[A block of data]
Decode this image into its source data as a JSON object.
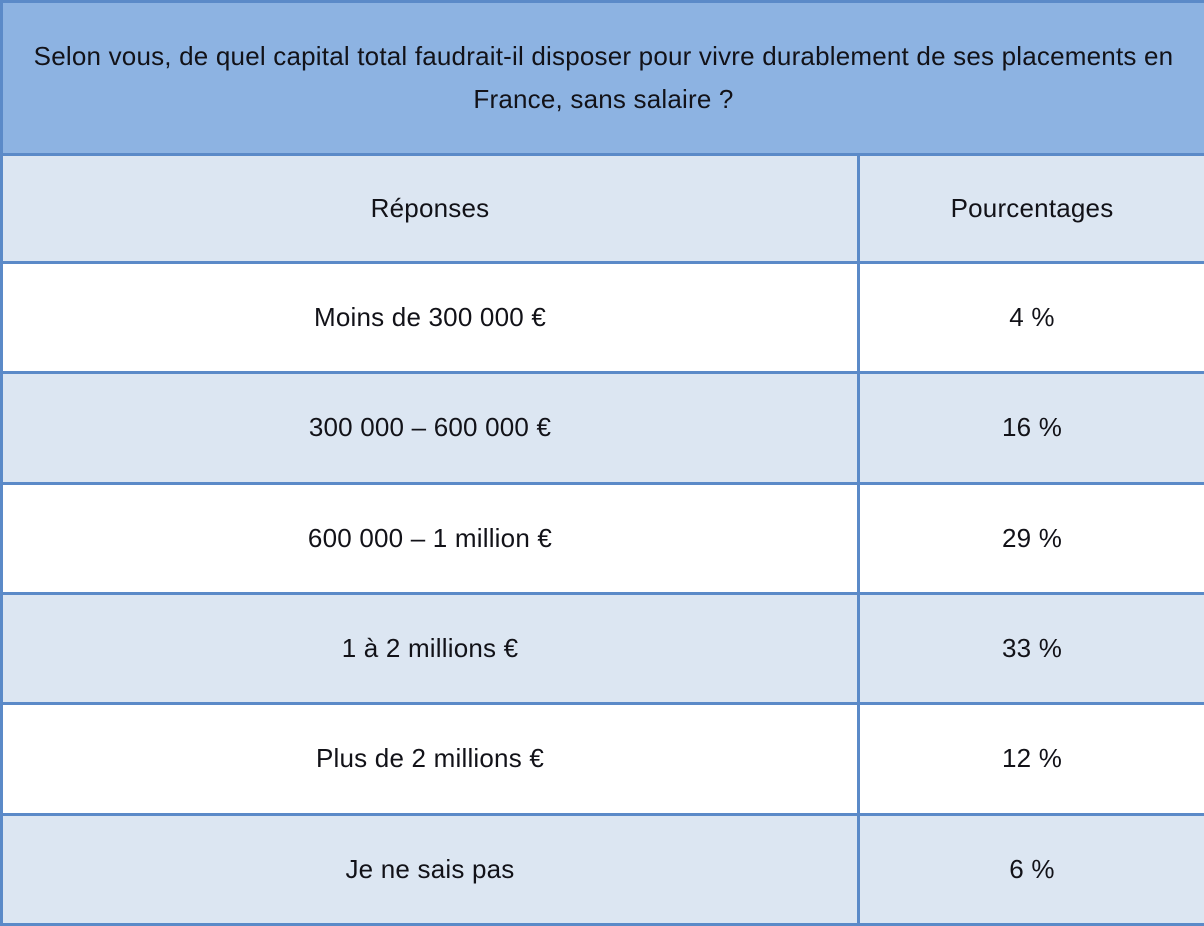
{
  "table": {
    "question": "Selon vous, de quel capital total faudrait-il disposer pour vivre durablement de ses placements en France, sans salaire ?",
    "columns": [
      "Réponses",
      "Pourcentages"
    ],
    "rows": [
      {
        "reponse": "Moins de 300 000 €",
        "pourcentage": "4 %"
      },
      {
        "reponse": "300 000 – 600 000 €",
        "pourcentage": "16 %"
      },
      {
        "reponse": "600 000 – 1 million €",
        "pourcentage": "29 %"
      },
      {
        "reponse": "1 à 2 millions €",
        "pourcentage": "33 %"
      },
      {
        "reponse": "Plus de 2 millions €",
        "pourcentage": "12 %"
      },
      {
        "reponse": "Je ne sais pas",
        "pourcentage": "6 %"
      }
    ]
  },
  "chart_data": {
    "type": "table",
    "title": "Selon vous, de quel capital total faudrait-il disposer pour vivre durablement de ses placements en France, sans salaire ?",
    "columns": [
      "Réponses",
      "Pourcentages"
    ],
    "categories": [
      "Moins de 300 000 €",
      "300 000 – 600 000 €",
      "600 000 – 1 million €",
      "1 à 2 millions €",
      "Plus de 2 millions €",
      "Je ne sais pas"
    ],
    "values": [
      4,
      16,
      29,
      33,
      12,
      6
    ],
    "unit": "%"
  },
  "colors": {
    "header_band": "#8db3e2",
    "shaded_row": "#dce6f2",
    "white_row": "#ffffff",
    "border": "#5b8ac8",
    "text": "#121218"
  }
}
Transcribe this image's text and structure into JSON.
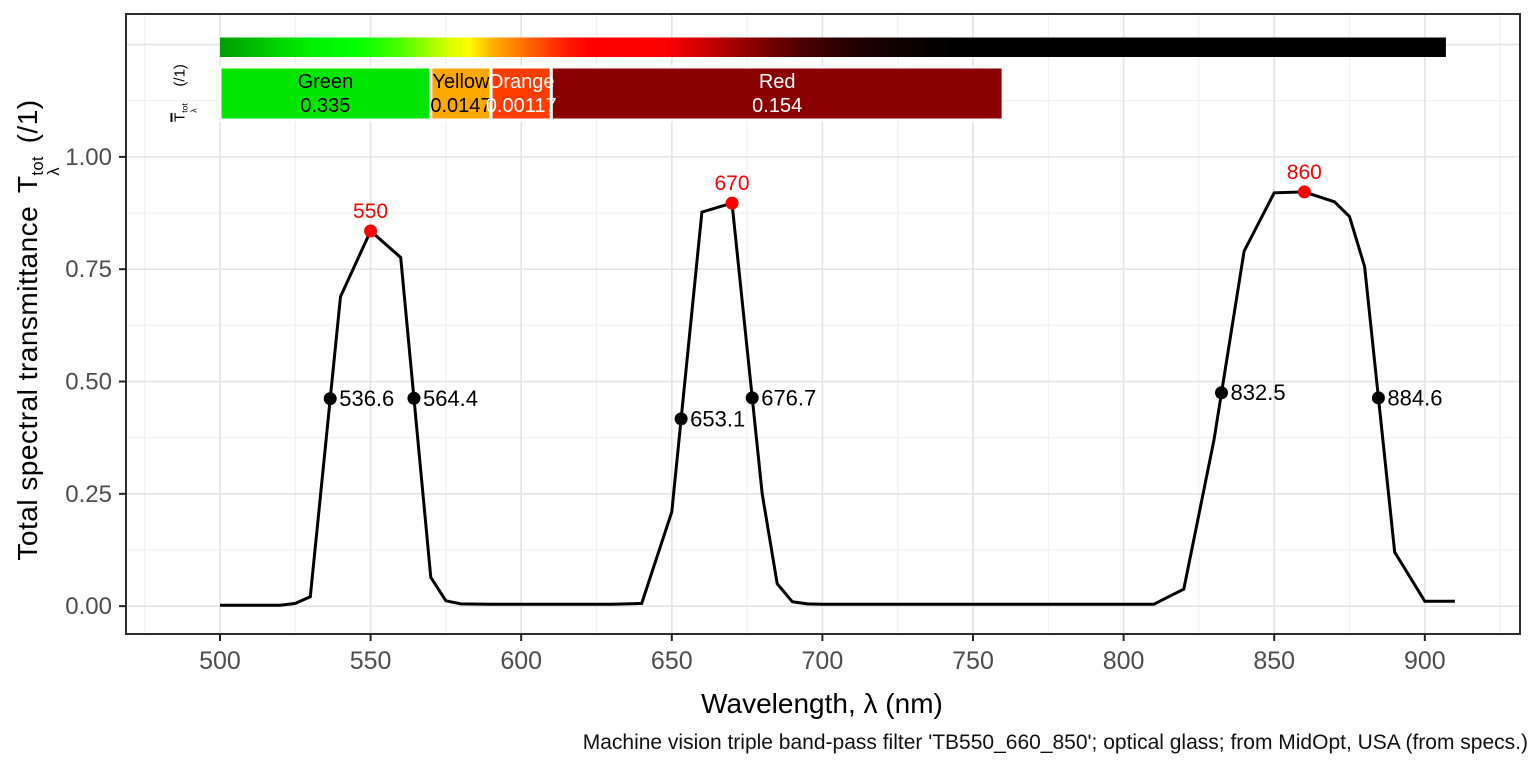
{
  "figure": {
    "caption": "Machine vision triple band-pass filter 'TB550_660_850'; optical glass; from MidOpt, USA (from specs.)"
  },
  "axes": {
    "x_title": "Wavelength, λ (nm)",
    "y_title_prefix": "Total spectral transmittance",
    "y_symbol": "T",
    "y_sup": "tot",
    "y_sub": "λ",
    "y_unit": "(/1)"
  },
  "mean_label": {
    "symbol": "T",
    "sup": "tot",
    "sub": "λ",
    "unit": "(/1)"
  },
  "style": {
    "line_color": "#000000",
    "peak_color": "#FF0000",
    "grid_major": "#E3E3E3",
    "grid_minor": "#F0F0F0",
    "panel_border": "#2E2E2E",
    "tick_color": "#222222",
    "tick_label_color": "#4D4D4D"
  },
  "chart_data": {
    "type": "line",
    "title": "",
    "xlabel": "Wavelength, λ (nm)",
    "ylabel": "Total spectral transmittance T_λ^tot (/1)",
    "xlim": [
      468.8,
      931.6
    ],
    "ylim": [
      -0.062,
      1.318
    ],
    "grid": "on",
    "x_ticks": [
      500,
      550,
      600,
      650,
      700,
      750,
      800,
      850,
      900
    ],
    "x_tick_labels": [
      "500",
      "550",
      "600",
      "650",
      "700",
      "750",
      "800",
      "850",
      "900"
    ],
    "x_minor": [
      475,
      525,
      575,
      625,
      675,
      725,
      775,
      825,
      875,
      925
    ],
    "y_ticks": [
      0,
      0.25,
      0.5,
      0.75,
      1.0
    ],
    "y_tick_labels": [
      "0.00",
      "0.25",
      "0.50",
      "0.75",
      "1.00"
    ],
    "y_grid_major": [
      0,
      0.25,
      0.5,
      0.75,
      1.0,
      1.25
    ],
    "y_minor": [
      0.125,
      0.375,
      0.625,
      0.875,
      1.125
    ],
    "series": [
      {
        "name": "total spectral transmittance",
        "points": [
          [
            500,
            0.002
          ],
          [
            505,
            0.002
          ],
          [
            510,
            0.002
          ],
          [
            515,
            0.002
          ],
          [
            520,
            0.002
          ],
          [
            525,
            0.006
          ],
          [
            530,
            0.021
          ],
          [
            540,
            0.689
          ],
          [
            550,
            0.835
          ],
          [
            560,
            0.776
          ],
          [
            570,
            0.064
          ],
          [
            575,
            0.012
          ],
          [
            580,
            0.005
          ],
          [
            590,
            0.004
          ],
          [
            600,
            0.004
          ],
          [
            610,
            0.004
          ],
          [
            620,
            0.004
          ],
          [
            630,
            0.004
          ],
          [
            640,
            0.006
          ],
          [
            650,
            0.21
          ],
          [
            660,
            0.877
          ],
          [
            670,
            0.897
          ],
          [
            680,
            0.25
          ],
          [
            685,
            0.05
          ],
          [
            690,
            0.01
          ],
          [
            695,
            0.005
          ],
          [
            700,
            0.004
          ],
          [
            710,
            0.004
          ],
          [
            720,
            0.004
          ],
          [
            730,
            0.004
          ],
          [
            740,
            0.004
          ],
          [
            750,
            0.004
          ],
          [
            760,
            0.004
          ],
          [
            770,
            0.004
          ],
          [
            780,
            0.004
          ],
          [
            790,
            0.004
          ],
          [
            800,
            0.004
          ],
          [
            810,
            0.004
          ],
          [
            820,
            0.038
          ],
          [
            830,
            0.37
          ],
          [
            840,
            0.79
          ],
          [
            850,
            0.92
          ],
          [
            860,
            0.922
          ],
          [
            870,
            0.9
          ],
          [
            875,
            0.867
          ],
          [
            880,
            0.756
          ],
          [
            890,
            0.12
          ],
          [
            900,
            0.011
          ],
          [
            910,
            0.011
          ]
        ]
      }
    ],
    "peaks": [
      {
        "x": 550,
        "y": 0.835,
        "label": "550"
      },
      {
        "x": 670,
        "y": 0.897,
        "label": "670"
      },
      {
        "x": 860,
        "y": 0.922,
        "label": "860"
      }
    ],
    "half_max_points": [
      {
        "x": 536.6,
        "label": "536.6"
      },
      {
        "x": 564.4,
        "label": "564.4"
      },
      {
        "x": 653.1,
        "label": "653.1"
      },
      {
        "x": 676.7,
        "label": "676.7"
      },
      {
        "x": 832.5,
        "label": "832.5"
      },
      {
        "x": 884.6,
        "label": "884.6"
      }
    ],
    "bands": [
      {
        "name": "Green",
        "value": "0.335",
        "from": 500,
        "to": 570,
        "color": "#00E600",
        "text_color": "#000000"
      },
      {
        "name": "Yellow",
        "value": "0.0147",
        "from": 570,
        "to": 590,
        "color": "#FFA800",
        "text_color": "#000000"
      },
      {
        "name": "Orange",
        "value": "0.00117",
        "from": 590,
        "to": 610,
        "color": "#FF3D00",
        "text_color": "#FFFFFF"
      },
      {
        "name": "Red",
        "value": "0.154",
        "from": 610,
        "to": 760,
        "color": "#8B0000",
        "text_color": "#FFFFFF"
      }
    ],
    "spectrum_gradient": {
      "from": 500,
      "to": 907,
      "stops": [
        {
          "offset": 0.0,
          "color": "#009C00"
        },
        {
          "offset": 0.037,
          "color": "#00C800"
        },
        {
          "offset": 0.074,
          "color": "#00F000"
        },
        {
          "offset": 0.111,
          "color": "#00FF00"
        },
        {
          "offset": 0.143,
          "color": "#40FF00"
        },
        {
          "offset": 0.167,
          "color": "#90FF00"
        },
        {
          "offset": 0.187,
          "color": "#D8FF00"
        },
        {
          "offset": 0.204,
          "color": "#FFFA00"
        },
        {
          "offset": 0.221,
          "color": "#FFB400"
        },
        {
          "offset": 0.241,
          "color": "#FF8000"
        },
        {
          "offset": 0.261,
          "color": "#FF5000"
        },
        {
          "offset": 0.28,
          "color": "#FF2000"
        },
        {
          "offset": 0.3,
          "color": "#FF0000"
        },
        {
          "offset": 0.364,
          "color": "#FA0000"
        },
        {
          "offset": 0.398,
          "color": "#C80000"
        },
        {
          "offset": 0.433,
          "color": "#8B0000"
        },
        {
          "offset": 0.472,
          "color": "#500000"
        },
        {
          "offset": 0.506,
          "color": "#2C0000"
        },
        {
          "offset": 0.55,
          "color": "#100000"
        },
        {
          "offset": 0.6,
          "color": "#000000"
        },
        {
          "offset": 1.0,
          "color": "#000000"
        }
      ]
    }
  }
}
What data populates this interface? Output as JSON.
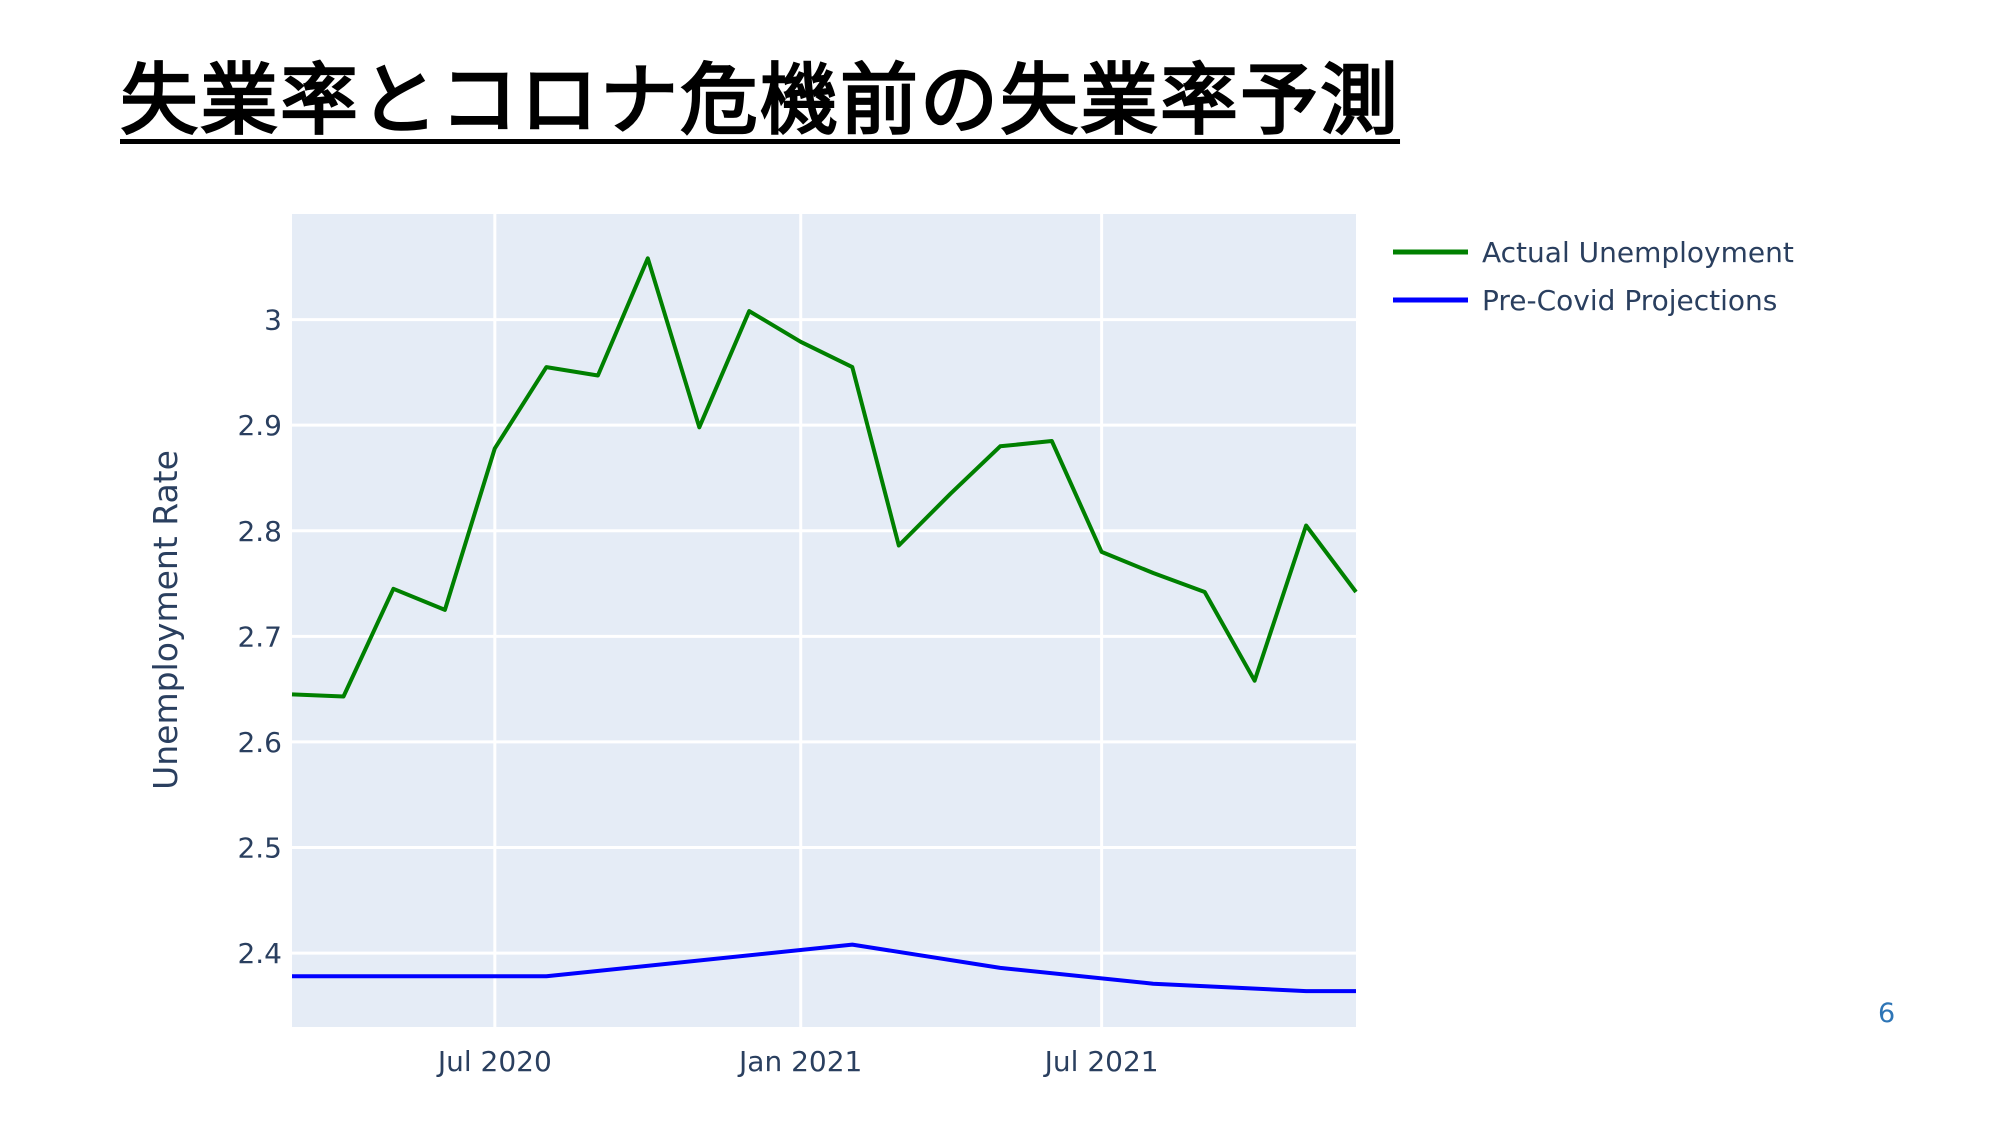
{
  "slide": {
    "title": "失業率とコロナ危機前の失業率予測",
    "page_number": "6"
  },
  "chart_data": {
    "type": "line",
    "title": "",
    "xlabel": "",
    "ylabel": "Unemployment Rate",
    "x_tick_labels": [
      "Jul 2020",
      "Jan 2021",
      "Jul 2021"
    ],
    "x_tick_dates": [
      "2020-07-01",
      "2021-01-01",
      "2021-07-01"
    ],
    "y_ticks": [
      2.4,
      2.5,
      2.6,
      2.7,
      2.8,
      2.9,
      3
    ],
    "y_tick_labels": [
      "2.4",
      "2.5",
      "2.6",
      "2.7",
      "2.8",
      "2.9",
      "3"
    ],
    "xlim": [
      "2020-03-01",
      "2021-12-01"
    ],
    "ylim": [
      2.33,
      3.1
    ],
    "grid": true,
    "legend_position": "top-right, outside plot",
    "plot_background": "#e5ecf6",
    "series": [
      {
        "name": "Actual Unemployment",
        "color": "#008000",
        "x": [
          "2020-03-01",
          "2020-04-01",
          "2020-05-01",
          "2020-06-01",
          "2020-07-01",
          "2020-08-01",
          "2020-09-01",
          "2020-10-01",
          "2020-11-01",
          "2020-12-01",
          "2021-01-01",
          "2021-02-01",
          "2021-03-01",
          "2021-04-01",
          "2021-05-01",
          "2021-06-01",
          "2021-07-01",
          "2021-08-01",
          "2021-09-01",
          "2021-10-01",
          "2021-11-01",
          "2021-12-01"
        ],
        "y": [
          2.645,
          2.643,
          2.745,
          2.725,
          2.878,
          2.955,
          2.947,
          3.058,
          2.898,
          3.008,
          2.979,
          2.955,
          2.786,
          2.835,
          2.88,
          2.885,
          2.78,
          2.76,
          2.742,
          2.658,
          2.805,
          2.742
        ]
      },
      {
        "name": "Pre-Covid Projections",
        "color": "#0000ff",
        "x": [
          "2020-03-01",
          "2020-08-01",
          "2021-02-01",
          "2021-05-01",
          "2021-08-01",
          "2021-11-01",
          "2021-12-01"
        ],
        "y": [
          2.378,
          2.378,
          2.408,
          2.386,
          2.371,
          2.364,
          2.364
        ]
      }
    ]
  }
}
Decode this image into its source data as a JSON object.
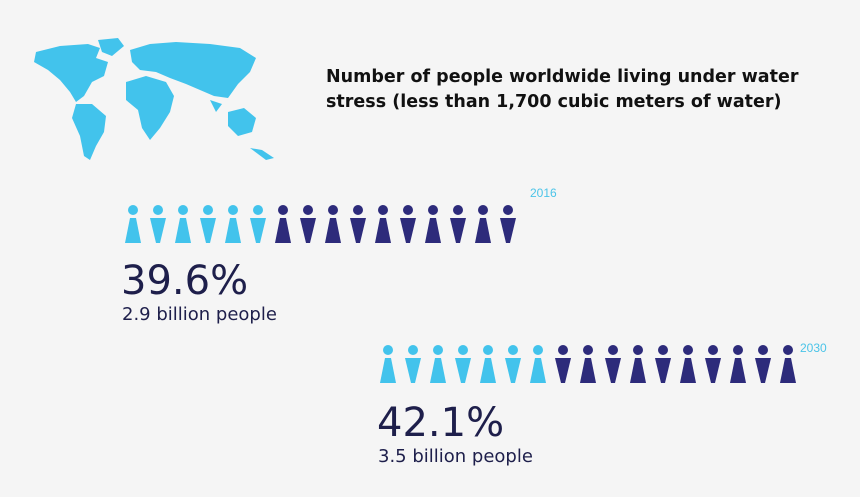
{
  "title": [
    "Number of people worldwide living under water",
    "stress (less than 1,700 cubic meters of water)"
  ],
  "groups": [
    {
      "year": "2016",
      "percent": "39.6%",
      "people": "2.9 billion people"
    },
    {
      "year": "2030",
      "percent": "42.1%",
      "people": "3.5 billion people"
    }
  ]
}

▶ TASK DESCRIPTION: From the data above, pick out each line containing "JSON" and copy it.

▶ RESPONSE:
Decode this image into its source data as a JSON object.
Transcribe this image's text and structure into JSON.
What data populates this interface? Output as JSON.
Decode this image into its source data as a JSON object.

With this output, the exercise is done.